PROVIDED MATERIAL.
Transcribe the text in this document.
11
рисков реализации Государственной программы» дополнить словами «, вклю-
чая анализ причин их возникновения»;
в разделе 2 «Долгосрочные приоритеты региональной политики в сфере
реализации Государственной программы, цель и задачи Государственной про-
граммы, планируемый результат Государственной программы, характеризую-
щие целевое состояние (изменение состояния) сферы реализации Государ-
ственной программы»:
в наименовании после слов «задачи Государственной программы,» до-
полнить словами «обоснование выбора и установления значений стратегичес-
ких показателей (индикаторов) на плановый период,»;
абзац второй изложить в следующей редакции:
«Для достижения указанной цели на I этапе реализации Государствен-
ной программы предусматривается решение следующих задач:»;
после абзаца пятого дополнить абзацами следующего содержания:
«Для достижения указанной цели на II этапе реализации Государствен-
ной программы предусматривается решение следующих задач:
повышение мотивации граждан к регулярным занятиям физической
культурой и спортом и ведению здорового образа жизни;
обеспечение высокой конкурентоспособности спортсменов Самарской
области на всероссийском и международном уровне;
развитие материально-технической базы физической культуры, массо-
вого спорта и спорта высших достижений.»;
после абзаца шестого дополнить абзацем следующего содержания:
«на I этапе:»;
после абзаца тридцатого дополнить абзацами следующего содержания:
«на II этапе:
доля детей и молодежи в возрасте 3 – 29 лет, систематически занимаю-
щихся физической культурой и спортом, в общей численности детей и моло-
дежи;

STATED EXERCISE.
Check each line above for the word "цели" and copy the ones that have it.

RESPONSE FOR THIS EXERCISE.
«Для достижения указанной цели на I этапе реализации Государствен-
«Для достижения указанной цели на II этапе реализации Государствен-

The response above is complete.